INSTRUCTION
Find the lines containing the word "document" and copy every one of them.
##### SOURCE RECORDS #####
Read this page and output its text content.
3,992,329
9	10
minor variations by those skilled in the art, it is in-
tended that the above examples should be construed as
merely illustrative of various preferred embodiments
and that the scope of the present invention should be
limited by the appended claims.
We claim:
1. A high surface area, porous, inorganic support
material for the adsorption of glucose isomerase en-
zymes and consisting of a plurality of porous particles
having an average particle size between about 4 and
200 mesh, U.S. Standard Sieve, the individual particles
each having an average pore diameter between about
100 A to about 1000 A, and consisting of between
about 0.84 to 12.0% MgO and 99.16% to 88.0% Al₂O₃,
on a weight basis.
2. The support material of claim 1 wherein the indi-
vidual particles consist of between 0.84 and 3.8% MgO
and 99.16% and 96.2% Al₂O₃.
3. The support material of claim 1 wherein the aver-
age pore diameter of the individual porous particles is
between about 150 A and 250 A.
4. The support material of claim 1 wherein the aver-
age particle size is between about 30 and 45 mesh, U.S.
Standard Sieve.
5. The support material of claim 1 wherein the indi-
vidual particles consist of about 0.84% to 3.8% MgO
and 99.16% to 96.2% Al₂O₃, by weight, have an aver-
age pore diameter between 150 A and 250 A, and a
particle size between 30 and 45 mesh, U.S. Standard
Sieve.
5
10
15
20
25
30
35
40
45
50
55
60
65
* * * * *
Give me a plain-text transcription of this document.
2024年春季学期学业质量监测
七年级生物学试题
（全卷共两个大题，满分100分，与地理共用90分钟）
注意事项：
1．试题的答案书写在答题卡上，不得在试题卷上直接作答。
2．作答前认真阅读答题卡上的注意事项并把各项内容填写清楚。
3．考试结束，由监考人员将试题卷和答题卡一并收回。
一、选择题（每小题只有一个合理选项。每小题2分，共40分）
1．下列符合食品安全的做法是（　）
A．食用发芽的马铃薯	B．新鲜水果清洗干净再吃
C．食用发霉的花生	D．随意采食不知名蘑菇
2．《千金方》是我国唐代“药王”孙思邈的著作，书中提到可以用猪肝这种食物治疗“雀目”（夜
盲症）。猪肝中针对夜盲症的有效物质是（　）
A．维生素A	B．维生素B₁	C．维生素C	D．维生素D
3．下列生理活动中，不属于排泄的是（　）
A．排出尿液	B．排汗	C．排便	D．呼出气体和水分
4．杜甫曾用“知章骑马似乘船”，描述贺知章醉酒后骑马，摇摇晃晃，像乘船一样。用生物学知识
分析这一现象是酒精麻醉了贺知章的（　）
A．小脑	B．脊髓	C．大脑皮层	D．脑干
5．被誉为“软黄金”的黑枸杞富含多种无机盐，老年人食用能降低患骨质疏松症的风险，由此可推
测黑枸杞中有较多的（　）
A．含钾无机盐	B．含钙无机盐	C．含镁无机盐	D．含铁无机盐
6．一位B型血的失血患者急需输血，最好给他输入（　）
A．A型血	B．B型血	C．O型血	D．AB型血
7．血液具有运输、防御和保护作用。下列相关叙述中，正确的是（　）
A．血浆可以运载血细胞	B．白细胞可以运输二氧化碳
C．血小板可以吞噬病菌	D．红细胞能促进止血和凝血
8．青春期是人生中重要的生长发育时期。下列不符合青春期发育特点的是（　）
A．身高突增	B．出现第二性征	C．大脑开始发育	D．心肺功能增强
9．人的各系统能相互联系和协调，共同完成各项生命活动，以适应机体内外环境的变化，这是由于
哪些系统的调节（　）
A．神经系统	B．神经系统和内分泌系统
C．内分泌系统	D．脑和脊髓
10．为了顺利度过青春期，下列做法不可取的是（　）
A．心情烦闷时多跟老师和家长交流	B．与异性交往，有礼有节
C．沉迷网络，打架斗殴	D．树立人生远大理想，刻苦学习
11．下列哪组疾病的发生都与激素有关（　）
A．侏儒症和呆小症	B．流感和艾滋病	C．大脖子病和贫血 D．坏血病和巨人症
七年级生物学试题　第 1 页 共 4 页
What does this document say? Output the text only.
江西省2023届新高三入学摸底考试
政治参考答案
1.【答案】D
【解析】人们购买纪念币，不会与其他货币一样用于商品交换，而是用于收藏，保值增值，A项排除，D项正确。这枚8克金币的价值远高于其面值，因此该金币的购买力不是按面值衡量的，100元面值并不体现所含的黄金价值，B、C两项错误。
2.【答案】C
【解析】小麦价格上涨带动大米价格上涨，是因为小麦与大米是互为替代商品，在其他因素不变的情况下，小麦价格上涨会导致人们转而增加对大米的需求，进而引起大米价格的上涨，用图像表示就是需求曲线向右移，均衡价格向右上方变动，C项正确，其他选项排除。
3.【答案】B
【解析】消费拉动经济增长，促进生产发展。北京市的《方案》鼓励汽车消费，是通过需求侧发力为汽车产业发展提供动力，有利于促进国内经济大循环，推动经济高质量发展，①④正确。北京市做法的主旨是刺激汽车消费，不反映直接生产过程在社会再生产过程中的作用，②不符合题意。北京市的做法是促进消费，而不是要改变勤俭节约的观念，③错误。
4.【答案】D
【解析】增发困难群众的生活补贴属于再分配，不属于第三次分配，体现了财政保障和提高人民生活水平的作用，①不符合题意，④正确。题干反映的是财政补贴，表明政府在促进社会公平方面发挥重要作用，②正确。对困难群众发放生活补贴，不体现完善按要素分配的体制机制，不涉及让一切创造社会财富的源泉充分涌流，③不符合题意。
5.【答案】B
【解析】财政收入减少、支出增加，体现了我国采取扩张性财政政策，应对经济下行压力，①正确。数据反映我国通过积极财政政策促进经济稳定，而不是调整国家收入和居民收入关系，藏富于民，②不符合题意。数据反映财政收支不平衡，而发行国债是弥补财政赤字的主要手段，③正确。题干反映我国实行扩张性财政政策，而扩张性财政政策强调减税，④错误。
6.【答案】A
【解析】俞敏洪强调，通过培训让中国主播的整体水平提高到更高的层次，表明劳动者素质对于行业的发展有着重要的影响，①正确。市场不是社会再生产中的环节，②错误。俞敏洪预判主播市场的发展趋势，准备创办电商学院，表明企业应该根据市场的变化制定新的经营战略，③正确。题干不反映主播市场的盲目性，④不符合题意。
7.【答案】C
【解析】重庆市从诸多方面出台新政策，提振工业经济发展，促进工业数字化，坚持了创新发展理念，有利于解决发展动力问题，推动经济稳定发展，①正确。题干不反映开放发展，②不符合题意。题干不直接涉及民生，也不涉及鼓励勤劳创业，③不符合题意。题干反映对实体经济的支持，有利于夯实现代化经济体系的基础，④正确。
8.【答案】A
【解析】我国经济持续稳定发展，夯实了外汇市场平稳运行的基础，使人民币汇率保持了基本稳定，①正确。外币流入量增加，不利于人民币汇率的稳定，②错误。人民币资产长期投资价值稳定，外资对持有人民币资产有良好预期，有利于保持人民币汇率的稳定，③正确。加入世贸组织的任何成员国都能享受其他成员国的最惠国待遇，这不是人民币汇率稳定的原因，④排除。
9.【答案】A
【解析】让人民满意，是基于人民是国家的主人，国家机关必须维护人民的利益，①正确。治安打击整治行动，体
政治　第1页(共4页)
#####
EXERCISE SOLUTION
Give me a plain-text transcription of this document.
What does this document say? Output the text only.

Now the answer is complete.